PROBLEM TO WORK ON: Reproduce the items below with every "stat-bar-row" changed to "stat-row" and nothing else altered.

⟨

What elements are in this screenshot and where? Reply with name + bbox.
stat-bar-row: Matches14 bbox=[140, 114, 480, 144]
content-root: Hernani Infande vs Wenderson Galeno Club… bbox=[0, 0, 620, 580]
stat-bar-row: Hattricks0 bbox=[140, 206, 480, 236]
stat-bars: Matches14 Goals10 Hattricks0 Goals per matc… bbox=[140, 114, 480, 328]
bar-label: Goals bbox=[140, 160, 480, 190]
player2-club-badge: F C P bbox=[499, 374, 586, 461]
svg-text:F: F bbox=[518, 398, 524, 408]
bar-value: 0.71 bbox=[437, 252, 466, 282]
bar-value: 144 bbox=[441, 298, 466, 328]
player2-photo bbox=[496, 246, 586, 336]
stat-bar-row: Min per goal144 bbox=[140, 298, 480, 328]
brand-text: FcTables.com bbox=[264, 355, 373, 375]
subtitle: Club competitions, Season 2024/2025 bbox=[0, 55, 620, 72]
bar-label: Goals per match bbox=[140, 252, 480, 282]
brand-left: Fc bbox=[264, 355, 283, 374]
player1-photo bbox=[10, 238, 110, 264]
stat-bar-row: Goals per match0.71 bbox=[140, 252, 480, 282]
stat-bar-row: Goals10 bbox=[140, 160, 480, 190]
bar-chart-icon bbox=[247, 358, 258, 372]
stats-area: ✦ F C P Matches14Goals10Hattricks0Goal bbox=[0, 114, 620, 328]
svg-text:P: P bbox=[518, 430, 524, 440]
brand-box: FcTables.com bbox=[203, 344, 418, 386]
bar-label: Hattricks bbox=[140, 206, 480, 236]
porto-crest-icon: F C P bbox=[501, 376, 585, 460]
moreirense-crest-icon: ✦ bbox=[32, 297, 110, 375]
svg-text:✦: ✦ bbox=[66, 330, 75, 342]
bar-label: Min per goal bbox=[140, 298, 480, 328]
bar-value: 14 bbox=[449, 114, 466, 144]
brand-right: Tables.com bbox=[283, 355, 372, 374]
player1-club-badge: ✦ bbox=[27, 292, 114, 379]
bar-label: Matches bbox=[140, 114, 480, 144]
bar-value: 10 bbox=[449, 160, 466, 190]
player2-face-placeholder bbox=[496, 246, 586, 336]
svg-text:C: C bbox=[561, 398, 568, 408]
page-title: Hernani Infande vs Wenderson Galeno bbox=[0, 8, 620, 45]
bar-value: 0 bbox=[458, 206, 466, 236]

⟩

RESPONSE TO THIS EXERCISE:
What elements are in this screenshot and where? Reply with name + bbox.
stat-row: Matches14 bbox=[140, 114, 480, 144]
content-root: Hernani Infande vs Wenderson Galeno Club… bbox=[0, 0, 620, 580]
stat-row: Hattricks0 bbox=[140, 206, 480, 236]
stat-bars: Matches14 Goals10 Hattricks0 Goals per matc… bbox=[140, 114, 480, 328]
bar-label: Goals bbox=[140, 160, 480, 190]
player2-club-badge: F C P bbox=[499, 374, 586, 461]
svg-text:F: F bbox=[518, 398, 524, 408]
bar-value: 0.71 bbox=[437, 252, 466, 282]
bar-value: 144 bbox=[441, 298, 466, 328]
player2-photo bbox=[496, 246, 586, 336]
stat-row: Min per goal144 bbox=[140, 298, 480, 328]
brand-text: FcTables.com bbox=[264, 355, 373, 375]
subtitle: Club competitions, Season 2024/2025 bbox=[0, 55, 620, 72]
bar-label: Goals per match bbox=[140, 252, 480, 282]
brand-left: Fc bbox=[264, 355, 283, 374]
player1-photo bbox=[10, 238, 110, 264]
stat-row: Goals per match0.71 bbox=[140, 252, 480, 282]
stat-row: Goals10 bbox=[140, 160, 480, 190]
bar-chart-icon bbox=[247, 358, 258, 372]
stats-area: ✦ F C P Matches14Goals10Hattricks0Goal bbox=[0, 114, 620, 328]
svg-text:P: P bbox=[518, 430, 524, 440]
brand-box: FcTables.com bbox=[203, 344, 418, 386]
bar-label: Hattricks bbox=[140, 206, 480, 236]
porto-crest-icon: F C P bbox=[501, 376, 585, 460]
moreirense-crest-icon: ✦ bbox=[32, 297, 110, 375]
svg-text:✦: ✦ bbox=[66, 330, 75, 342]
bar-label: Min per goal bbox=[140, 298, 480, 328]
bar-value: 14 bbox=[449, 114, 466, 144]
brand-right: Tables.com bbox=[283, 355, 372, 374]
player1-club-badge: ✦ bbox=[27, 292, 114, 379]
bar-label: Matches bbox=[140, 114, 480, 144]
bar-value: 10 bbox=[449, 160, 466, 190]
player2-face-placeholder bbox=[496, 246, 586, 336]
svg-text:C: C bbox=[561, 398, 568, 408]
page-title: Hernani Infande vs Wenderson Galeno bbox=[0, 8, 620, 45]
bar-value: 0 bbox=[458, 206, 466, 236]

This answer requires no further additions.